(What is needed) Using the records that follow, copy every line containing the word "Industry".
---+---
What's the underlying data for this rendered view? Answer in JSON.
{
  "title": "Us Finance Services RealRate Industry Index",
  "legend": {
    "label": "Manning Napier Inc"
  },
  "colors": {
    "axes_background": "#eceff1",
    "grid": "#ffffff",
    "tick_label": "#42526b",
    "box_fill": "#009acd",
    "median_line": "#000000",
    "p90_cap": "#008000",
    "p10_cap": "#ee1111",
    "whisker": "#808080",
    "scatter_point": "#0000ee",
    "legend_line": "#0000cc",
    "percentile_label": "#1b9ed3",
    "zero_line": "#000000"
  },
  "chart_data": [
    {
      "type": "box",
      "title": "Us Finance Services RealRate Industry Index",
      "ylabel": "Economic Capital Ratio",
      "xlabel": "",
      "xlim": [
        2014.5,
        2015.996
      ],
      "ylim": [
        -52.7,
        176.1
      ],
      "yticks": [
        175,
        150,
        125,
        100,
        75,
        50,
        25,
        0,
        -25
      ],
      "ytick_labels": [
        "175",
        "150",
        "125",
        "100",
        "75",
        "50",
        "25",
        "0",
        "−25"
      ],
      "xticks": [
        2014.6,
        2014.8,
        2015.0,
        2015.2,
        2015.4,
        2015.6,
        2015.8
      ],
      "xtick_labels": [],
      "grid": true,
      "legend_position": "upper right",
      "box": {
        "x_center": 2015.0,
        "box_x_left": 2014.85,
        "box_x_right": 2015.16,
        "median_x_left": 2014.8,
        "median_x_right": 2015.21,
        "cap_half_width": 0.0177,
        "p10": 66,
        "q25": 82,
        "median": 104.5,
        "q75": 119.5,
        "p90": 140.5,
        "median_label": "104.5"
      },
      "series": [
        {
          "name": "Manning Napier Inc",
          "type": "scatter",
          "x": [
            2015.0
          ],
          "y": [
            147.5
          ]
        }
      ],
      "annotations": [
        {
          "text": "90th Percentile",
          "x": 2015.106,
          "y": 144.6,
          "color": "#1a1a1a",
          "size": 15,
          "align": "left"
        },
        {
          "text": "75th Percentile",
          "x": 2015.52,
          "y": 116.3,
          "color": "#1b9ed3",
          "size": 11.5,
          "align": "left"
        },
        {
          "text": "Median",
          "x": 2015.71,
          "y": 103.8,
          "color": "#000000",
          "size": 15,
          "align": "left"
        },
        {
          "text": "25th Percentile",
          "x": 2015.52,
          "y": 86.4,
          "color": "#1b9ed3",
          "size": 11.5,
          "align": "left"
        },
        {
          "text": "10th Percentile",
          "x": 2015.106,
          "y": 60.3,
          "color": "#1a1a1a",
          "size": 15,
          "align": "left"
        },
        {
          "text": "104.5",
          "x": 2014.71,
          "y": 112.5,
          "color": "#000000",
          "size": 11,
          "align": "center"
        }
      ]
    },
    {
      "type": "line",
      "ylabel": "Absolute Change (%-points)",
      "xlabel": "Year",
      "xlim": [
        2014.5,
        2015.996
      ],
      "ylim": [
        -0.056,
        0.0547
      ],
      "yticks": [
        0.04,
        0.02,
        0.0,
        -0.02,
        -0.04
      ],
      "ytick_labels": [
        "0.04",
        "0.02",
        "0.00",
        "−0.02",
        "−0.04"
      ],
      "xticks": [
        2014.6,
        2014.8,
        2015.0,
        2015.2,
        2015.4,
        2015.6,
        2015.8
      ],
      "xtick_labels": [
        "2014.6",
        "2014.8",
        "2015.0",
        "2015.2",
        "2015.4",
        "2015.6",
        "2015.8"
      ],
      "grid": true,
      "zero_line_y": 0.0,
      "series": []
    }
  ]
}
---+---
(Solution to the exercise)
  "title": "Us Finance Services RealRate Industry Index",
      "title": "Us Finance Services RealRate Industry Index",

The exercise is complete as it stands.